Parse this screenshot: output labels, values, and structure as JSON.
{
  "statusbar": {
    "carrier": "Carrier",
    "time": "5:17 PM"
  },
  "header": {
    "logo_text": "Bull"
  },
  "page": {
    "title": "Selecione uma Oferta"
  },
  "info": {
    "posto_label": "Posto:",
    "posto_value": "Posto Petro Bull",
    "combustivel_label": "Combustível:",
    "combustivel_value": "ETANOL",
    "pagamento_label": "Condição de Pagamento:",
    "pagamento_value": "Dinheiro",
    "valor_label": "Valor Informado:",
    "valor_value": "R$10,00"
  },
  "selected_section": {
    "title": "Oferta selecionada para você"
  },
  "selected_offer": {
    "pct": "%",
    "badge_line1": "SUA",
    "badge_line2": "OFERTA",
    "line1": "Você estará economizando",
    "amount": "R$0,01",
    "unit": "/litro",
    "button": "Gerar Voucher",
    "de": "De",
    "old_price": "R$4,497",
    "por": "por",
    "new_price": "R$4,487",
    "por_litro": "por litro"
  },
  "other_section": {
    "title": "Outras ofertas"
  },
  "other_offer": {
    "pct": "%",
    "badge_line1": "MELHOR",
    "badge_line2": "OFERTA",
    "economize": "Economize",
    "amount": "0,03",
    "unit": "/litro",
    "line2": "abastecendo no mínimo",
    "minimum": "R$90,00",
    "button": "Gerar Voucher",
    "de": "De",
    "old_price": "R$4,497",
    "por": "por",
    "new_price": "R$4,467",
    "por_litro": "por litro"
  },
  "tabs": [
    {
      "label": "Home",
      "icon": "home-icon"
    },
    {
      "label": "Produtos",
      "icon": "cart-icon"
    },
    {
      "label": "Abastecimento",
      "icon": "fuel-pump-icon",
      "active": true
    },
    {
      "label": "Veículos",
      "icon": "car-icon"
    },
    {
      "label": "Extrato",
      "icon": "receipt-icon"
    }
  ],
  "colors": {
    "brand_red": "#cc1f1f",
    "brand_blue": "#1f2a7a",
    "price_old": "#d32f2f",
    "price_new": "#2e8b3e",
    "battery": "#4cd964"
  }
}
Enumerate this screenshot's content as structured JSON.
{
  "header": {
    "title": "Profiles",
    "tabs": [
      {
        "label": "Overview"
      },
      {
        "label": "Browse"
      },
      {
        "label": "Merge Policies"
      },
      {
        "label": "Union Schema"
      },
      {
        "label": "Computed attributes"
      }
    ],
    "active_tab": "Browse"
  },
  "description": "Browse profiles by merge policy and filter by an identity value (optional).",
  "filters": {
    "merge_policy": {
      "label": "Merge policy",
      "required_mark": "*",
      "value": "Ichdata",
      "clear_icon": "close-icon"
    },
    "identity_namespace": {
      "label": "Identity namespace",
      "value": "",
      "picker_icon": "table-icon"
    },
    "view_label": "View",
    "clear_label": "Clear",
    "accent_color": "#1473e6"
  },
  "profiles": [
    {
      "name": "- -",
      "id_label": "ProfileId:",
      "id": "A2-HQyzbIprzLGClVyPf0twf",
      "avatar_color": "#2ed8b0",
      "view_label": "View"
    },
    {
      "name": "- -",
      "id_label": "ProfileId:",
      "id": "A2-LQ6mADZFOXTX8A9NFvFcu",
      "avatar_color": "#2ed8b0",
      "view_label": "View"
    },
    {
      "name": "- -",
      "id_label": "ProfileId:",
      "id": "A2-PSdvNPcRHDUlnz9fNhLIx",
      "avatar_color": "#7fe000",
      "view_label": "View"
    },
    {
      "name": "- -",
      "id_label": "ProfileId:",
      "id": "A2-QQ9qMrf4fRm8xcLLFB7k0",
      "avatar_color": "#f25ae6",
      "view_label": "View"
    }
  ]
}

- **Directive**:
Look for the word "Browse" in every line of the listing and copy the lines that have it.

- **Complete response**:
        "label": "Browse"
    "active_tab": "Browse"
  "description": "Browse profiles by merge policy and filter by an identity value (optional).",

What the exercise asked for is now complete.